### Direction
Pull out every line with the word "Feed".

### Stored data
--- BEGIN ---

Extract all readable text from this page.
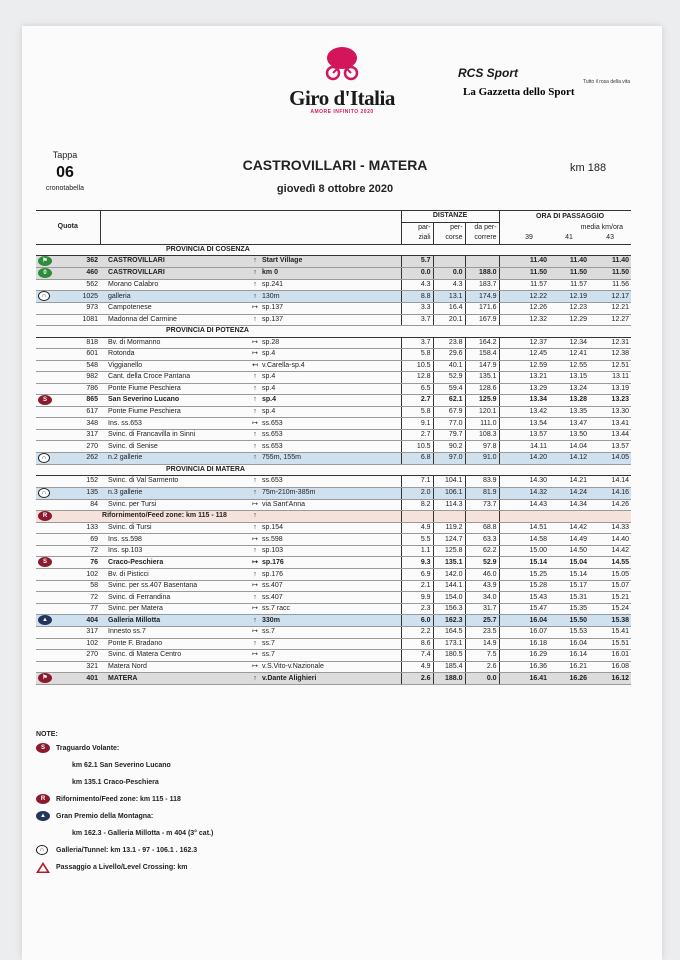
Giro d'Italia
AMORE INFINITO 2020
RCS Sport La Gazzetta dello Sport
Tutto il rosa della vita
Tappa
06
cronotabella
CASTROVILLARI - MATERA
giovedì 8 ottobre 2020
km 188
Quota					DISTANZE				ORA DI PASSAGGIO		
					par-	per-	da per-		media km/ora		
					ziali	corse	correre		39	41	43
PROVINCIA DI COSENZA											
⚑	362	CASTROVILLARI	↑	Start Village	5.7				11.40	11.40	11.40
0	460	CASTROVILLARI	↑	km 0	0.0	0.0	188.0		11.50	11.50	11.50
	562	Morano Calabro	↑	sp.241	4.3	4.3	183.7		11.57	11.57	11.56
∩	1025	galleria	↑	130m	8.8	13.1	174.9		12.22	12.19	12.17
	973	Campotenese	↦	sp.137	3.3	16.4	171.6		12.26	12.23	12.21
	1081	Madonna del Carmine	↑	sp.137	3.7	20.1	167.9		12.32	12.29	12.27
PROVINCIA DI POTENZA											
	818	Bv. di Mormanno	↦	sp.28	3.7	23.8	164.2		12.37	12.34	12.31
	601	Rotonda	↦	sp.4	5.8	29.6	158.4		12.45	12.41	12.38
	548	Viggianello	↤	v.Carella-sp.4	10.5	40.1	147.9		12.59	12.55	12.51
	982	Cant. della Croce Pantana	↑	sp.4	12.8	52.9	135.1		13.21	13.15	13.11
	786	Ponte Fiume Peschiera	↑	sp.4	6.5	59.4	128.6		13.29	13.24	13.19
S	865	San Severino Lucano	↑	sp.4	2.7	62.1	125.9		13.34	13.28	13.23
	617	Ponte Fiume Peschiera	↑	sp.4	5.8	67.9	120.1		13.42	13.35	13.30
	348	Ins. ss.653	↦	ss.653	9.1	77.0	111.0		13.54	13.47	13.41
	317	Svinc. di Francavilla in Sinni	↑	ss.653	2.7	79.7	108.3		13.57	13.50	13.44
	270	Svinc. di Senise	↑	ss.653	10.5	90.2	97.8		14.11	14.04	13.57
∩	262	n.2 gallerie	↑	755m, 155m	6.8	97.0	91.0		14.20	14.12	14.05
PROVINCIA DI MATERA											
	152	Svinc. di Val Sarmento	↑	ss.653	7.1	104.1	83.9		14.30	14.21	14.14
∩	135	n.3 gallerie	↑	75m-210m-385m	2.0	106.1	81.9		14.32	14.24	14.16
	84	Svinc. per Tursi	↦	via Sant'Anna	8.2	114.3	73.7		14.43	14.34	14.26
R		Rifornimento/Feed zone: km 115 - 118	↑								
	133	Svinc. di Tursi	↑	sp.154	4.9	119.2	68.8		14.51	14.42	14.33
	69	Ins. ss.598	↦	ss.598	5.5	124.7	63.3		14.58	14.49	14.40
	72	Ins. sp.103	↑	sp.103	1.1	125.8	62.2		15.00	14.50	14.42
S	76	Craco-Peschiera	↦	sp.176	9.3	135.1	52.9		15.14	15.04	14.55
	102	Bv. di Pisticci	↑	sp.176	6.9	142.0	46.0		15.25	15.14	15.05
	58	Svinc. per ss.407 Basentana	↦	ss.407	2.1	144.1	43.9		15.28	15.17	15.07
	72	Svinc. di Ferrandina	↑	ss.407	9.9	154.0	34.0		15.43	15.31	15.21
	77	Svinc. per Matera	↦	ss.7 racc	2.3	156.3	31.7		15.47	15.35	15.24
▲	404	Galleria Millotta	↑	330m	6.0	162.3	25.7		16.04	15.50	15.38
	317	Innesto ss.7	↦	ss.7	2.2	164.5	23.5		16.07	15.53	15.41
	102	Ponte F. Bradano	↑	ss.7	8.6	173.1	14.9		16.18	16.04	15.51
	270	Svinc. di Matera Centro	↦	ss.7	7.4	180.5	7.5		16.29	16.14	16.01
	321	Matera Nord	↦	v.S.Vito-v.Nazionale	4.9	185.4	2.6		16.36	16.21	16.08
⚑	401	MATERA	↑	v.Dante Alighieri	2.6	188.0	0.0		16.41	16.26	16.12
NOTE:
S	Traguardo Volante:
km 62.1 San Severino Lucano
km 135.1 Craco-Peschiera
R	Rifornimento/Feed zone: km 115 - 118
▲	Gran Premio della Montagna:
km 162.3 - Galleria Millotta - m 404 (3° cat.)
∩	Galleria/Tunnel: km 13.1 - 97 - 106.1 . 162.3
Passaggio a Livello/Level Crossing: km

--- END ---

### Reply
R		Rifornimento/Feed zone: km 115 - 118	↑								
R	Rifornimento/Feed zone: km 115 - 118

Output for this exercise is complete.